● **Items from a dataset**:
=====
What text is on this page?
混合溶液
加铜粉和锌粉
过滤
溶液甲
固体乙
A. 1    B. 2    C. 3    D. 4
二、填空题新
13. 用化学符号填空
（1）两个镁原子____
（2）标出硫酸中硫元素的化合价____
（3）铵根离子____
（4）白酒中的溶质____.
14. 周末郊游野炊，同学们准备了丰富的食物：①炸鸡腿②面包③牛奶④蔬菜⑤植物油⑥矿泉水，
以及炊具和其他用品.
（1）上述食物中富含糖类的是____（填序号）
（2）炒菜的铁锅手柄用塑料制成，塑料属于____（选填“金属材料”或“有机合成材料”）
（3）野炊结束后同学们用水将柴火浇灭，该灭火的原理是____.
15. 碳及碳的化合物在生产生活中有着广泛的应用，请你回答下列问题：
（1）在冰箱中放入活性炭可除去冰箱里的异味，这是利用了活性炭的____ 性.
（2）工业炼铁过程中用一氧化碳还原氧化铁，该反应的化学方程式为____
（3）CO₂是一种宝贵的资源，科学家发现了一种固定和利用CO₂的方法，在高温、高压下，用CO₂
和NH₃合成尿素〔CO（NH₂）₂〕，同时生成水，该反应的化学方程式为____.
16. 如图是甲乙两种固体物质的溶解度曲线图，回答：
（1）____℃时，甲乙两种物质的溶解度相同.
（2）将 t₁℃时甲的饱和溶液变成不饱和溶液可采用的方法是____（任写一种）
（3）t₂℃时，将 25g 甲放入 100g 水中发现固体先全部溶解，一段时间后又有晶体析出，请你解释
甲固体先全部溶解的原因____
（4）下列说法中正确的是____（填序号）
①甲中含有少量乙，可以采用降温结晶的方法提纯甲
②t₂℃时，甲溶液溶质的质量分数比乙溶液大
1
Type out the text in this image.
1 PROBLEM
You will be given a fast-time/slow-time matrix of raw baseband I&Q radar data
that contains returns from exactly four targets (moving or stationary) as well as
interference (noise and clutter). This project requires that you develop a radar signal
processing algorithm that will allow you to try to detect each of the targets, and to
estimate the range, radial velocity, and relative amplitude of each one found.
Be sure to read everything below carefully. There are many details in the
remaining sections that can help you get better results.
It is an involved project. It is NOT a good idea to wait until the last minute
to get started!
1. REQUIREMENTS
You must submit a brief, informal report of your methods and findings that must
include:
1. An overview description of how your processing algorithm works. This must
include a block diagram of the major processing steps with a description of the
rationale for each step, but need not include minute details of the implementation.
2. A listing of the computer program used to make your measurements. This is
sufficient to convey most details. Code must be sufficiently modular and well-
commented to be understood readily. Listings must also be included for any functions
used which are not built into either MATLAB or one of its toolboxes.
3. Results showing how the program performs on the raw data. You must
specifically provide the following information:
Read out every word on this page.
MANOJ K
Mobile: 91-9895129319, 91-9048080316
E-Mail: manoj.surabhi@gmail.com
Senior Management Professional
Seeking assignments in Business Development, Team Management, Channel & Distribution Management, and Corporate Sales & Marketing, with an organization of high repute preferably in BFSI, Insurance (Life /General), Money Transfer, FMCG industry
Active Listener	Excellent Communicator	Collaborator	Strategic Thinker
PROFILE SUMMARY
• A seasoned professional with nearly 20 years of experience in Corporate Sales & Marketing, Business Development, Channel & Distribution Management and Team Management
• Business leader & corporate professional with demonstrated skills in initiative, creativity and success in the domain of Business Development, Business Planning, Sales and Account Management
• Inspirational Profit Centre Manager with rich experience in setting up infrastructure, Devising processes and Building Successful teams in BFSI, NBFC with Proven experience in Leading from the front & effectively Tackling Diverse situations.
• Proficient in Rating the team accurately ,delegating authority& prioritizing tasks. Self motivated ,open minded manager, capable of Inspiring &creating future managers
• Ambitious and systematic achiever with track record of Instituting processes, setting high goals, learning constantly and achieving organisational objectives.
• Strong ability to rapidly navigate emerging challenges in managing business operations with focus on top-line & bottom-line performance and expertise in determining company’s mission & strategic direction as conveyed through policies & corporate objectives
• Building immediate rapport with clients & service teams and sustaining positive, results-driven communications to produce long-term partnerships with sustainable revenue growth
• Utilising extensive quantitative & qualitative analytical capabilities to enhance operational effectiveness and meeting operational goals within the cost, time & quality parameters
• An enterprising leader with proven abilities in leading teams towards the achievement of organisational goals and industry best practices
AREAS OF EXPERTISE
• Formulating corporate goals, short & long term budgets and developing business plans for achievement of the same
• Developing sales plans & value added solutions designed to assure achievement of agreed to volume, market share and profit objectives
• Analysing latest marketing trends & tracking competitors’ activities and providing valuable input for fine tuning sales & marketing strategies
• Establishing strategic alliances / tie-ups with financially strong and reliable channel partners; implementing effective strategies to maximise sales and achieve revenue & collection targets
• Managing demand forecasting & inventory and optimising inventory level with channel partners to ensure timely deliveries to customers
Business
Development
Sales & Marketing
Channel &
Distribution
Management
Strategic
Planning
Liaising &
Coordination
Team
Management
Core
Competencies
=====
● **Requirement**: Using the listing above, pick out each line that contains the word "high", then copy it.

● **Reply**:
Seeking assignments in Business Development, Team Management, Channel & Distribution Management, and Corporate Sales & Marketing, with an organization of high repute preferably in BFSI, Insurance (Life /General), Money Transfer, FMCG industry
• Ambitious and systematic achiever with track record of Instituting processes, setting high goals, learning constantly and achieving organisational objectives.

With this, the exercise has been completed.